** REQUIREMENTS **
In the listing below, find every line with the string "provided" and pull it out.

******

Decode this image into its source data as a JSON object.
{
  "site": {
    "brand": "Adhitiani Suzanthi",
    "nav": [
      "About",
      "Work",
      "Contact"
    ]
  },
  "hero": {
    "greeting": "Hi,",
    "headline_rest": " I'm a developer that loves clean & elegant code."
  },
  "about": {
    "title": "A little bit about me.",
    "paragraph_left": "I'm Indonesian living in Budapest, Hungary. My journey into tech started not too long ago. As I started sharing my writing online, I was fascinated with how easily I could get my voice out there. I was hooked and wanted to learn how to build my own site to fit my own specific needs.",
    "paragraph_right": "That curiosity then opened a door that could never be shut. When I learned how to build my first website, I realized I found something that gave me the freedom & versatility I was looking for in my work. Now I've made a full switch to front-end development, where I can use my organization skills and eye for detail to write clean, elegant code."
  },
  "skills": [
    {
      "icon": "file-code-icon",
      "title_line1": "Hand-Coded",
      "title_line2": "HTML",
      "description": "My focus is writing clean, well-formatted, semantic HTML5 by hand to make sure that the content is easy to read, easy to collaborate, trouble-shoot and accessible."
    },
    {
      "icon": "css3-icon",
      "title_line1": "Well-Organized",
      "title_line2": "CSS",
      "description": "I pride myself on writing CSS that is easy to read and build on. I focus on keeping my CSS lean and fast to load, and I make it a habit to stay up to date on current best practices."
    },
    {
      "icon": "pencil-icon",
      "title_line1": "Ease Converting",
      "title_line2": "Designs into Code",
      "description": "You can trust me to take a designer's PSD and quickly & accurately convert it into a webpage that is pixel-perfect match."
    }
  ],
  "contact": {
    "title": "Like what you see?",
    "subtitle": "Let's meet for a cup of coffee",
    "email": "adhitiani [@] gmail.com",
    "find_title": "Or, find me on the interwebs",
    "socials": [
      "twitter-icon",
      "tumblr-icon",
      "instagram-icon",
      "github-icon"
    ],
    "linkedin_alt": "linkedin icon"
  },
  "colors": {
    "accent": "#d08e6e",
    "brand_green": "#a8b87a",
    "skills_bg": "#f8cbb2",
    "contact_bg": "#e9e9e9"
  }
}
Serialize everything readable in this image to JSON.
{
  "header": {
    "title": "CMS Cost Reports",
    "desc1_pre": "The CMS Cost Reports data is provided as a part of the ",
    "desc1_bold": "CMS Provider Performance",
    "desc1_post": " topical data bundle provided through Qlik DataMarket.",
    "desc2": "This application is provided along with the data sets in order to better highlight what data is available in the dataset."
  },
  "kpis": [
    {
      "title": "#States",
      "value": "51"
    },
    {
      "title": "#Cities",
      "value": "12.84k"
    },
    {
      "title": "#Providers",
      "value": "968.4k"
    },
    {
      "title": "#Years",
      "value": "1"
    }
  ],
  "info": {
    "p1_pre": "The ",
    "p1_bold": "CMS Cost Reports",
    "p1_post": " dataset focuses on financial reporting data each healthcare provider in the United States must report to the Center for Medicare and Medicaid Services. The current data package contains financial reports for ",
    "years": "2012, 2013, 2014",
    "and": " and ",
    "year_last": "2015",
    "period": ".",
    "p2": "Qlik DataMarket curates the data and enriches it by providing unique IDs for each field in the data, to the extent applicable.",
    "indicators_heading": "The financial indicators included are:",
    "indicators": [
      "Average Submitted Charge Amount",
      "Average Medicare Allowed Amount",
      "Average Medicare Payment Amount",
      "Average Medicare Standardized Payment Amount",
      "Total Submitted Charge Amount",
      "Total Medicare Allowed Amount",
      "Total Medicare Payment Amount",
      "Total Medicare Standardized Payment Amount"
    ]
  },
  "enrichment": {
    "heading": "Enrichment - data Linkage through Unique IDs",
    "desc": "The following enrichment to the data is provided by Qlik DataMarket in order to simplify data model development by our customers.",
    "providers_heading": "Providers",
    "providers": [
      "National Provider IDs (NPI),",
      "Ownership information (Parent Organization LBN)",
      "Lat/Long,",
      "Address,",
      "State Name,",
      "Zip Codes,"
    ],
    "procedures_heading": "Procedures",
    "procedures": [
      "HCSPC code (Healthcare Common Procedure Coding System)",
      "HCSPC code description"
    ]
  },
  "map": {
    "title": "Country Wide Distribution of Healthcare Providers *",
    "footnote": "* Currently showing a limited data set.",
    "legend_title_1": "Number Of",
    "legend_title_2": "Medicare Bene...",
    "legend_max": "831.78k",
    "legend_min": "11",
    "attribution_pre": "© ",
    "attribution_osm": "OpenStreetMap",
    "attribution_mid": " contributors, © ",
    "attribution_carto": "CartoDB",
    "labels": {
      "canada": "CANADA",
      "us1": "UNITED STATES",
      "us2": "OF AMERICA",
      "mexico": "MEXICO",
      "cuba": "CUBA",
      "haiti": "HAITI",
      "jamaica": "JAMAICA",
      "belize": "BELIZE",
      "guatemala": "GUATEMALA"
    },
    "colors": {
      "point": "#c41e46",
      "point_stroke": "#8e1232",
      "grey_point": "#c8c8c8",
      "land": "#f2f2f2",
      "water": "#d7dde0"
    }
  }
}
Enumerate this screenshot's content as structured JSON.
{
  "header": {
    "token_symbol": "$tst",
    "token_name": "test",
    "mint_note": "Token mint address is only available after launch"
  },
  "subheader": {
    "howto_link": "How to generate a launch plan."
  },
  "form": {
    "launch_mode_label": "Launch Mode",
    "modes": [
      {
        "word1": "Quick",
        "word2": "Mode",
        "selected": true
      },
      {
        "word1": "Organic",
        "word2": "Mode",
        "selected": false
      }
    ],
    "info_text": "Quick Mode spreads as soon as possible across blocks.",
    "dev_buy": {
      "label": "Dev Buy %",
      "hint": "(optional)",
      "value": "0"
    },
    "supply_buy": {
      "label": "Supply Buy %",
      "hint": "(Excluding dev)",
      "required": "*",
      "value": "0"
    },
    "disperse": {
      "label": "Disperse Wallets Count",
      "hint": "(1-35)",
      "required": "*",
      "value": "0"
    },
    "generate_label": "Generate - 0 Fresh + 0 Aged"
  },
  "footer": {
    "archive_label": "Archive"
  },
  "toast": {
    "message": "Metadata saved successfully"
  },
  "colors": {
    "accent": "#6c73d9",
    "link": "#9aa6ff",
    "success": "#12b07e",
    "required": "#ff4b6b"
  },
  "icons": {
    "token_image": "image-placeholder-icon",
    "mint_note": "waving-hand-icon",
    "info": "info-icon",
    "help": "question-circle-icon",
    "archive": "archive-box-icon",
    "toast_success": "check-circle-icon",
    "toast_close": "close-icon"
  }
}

******

** ANSWER TO THE PROBLEM **
    "desc1_pre": "The CMS Cost Reports data is provided as a part of the ",
    "desc1_post": " topical data bundle provided through Qlik DataMarket.",
    "desc2": "This application is provided along with the data sets in order to better highlight what data is available in the dataset."
    "desc": "The following enrichment to the data is provided by Qlik DataMarket in order to simplify data model development by our customers.",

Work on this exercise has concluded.